Saved data entries
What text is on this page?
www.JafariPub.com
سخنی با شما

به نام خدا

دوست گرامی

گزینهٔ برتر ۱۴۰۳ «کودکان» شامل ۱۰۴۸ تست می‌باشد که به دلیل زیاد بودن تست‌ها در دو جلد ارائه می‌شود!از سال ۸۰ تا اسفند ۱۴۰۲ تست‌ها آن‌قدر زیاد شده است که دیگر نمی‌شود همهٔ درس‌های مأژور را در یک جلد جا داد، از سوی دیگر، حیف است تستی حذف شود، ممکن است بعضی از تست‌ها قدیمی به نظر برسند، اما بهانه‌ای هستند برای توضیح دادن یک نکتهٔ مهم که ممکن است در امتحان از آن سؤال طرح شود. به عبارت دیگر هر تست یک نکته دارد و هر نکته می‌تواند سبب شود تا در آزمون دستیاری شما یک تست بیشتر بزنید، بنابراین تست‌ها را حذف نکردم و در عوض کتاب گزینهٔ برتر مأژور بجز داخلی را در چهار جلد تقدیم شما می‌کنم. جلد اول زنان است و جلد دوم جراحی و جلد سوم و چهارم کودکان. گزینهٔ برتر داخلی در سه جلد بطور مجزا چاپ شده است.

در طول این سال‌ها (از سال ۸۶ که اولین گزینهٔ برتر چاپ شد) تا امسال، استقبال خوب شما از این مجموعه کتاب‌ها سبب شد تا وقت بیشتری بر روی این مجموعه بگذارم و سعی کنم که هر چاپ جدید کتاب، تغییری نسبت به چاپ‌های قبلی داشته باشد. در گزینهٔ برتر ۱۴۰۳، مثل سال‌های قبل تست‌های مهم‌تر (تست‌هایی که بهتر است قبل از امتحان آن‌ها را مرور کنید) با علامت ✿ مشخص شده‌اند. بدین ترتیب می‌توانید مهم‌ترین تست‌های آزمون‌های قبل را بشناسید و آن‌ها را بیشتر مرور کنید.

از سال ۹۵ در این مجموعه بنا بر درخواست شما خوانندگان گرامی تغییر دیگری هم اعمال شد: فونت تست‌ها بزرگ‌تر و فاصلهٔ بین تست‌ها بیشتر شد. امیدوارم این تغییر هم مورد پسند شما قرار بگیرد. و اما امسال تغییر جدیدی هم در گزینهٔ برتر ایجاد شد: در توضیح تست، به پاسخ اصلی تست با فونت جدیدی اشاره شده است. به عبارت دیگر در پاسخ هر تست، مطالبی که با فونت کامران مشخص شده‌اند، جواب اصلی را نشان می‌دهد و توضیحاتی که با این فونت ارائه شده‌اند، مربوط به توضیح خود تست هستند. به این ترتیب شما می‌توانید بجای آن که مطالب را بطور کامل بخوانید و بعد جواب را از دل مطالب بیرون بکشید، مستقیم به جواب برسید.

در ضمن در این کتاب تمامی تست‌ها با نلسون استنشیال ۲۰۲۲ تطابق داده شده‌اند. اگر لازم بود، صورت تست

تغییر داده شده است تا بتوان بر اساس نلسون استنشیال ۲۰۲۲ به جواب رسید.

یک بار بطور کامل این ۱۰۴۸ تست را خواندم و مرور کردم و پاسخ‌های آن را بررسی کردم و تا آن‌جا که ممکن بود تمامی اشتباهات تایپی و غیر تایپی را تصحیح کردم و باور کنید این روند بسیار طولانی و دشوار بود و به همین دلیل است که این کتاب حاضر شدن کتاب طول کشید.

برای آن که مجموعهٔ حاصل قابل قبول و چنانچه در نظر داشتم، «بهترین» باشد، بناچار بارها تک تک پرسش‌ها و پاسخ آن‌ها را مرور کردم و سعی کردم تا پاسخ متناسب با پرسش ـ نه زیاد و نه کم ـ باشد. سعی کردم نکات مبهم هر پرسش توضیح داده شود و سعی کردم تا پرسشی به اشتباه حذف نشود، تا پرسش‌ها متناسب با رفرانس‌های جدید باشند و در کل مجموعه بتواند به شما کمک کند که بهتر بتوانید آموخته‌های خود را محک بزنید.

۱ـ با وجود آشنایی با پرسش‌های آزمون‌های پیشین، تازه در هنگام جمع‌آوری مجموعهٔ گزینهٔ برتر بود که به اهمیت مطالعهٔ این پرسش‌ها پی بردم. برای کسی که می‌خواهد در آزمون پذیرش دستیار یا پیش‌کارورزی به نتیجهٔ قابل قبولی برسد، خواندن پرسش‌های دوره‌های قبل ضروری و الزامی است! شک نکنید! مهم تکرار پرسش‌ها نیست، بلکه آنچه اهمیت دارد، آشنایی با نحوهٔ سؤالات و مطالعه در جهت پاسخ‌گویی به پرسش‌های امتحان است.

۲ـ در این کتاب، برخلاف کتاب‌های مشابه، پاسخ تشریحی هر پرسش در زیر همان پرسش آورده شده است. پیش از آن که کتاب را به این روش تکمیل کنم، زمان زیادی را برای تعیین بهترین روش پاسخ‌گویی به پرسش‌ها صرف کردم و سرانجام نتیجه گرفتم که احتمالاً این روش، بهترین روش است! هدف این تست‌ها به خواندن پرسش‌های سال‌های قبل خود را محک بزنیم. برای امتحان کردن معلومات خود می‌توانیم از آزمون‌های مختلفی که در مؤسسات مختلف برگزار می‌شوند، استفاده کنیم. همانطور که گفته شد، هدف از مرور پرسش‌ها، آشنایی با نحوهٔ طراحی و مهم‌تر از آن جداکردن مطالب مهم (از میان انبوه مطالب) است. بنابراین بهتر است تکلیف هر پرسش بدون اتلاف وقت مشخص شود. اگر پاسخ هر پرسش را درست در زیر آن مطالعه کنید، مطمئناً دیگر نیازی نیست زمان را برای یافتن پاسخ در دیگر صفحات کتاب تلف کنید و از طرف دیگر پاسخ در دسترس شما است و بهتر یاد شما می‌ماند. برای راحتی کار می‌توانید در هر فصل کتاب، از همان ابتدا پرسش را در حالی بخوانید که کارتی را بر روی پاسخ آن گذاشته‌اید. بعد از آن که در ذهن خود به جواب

Given task: Select from the material above each line in which the string "تمامی" appears, and list those lines.

Expected answer:
در ضمن در این کتاب تمامی تست‌ها با نلسون استنشیال ۲۰۲۲ تطابق داده شده‌اند. اگر لازم بود، صورت تست
یک بار بطور کامل این ۱۰۴۸ تست را خواندم و مرور کردم و پاسخ‌های آن را بررسی کردم و تا آن‌جا که ممکن بود تمامی اشتباهات تایپی و غیر تایپی را تصحیح کردم و باور کنید این روند بسیار طولانی و دشوار بود و به همین دلیل است که این کتاب حاضر شدن کتاب طول کشید.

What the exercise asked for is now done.